> **Problem to solve**
Copy out the lines starting at the one containing "stat-value: 4.06% bbox=[216, 138, 251, 152]" and ending at the one containing "stat-note: (99.12%) bbox=[145, 217, 198, 231]", reproducing each line verbatim.

Element and coordinate lines
-- Start --

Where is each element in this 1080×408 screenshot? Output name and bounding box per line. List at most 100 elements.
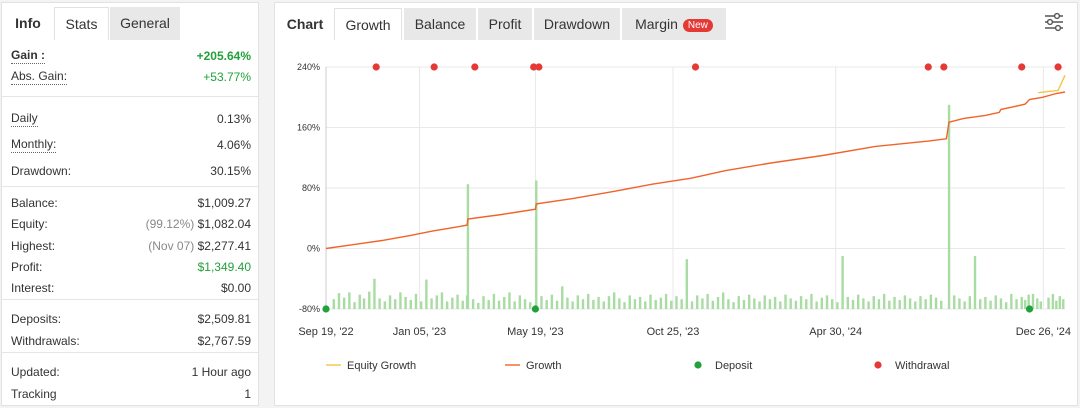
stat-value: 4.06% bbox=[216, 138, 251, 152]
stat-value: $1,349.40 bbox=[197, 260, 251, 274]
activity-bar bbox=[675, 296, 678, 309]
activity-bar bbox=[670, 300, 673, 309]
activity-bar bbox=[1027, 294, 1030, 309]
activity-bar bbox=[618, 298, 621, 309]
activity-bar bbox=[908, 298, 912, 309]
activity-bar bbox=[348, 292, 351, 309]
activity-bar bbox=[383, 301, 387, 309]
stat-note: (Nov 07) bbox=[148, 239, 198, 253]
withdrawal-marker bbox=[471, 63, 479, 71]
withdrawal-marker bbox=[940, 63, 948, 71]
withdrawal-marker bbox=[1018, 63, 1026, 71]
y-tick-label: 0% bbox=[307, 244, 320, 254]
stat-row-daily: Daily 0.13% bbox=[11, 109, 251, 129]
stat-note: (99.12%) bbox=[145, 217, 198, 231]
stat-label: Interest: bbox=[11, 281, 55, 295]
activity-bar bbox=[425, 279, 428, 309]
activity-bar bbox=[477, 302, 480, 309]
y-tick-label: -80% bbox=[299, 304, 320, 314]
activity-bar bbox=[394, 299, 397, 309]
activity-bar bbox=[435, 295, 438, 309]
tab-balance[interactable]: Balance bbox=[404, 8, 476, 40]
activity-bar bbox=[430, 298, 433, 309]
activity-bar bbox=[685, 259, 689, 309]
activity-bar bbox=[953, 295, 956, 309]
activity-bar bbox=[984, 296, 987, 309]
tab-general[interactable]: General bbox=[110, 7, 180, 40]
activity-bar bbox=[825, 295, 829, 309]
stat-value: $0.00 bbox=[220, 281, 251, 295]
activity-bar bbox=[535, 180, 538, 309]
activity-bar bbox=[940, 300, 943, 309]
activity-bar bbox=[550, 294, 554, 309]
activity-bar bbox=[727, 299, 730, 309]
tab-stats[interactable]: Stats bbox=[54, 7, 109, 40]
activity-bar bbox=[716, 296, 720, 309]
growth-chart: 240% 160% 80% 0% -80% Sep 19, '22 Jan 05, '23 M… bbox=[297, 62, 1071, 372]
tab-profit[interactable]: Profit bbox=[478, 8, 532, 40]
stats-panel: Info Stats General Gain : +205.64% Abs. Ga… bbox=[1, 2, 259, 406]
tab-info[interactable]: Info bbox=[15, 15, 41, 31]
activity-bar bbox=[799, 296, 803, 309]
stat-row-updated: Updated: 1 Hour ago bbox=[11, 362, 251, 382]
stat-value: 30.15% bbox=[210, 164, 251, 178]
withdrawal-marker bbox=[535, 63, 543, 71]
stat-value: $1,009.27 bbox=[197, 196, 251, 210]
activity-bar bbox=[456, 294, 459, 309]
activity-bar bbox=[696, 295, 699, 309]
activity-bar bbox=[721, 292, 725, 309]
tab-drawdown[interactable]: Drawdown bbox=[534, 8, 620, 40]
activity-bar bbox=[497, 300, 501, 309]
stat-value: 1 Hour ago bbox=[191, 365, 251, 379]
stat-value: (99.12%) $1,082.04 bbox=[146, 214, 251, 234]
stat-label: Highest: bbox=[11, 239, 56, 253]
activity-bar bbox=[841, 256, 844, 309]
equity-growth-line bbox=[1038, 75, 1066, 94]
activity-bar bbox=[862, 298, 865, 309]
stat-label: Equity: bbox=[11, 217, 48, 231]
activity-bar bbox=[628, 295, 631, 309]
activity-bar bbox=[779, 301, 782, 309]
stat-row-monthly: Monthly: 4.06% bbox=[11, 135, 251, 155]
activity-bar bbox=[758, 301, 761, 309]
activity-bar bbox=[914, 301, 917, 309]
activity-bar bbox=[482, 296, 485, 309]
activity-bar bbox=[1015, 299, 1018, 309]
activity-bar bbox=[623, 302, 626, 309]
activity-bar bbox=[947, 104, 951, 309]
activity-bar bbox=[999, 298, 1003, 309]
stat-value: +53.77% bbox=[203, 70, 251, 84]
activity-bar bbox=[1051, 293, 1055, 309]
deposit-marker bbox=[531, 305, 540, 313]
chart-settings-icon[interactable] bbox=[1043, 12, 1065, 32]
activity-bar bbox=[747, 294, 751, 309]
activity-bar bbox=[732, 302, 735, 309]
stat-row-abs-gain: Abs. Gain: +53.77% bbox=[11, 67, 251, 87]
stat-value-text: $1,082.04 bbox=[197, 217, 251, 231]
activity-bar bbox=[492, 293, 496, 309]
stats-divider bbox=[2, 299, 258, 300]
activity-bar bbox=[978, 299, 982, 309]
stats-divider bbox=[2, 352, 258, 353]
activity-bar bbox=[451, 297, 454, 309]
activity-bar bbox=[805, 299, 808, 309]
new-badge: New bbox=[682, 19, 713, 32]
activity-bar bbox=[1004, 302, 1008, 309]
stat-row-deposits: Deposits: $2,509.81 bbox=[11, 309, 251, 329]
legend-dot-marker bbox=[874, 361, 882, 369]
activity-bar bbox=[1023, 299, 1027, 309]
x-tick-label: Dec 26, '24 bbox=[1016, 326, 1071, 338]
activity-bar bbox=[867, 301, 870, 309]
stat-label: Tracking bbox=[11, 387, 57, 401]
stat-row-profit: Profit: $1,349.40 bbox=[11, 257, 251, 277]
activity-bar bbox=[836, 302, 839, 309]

-- End --

> **Result of the exercise**
stat-value: 4.06% bbox=[216, 138, 251, 152]
stat-value: $1,349.40 bbox=[197, 260, 251, 274]
activity-bar bbox=[675, 296, 678, 309]
activity-bar bbox=[670, 300, 673, 309]
activity-bar bbox=[1027, 294, 1030, 309]
activity-bar bbox=[618, 298, 621, 309]
activity-bar bbox=[908, 298, 912, 309]
activity-bar bbox=[348, 292, 351, 309]
activity-bar bbox=[383, 301, 387, 309]
stat-note: (Nov 07) bbox=[148, 239, 198, 253]
withdrawal-marker bbox=[471, 63, 479, 71]
withdrawal-marker bbox=[940, 63, 948, 71]
withdrawal-marker bbox=[1018, 63, 1026, 71]
y-tick-label: 0% bbox=[307, 244, 320, 254]
stat-row-daily: Daily 0.13% bbox=[11, 109, 251, 129]
stat-note: (99.12%) bbox=[145, 217, 198, 231]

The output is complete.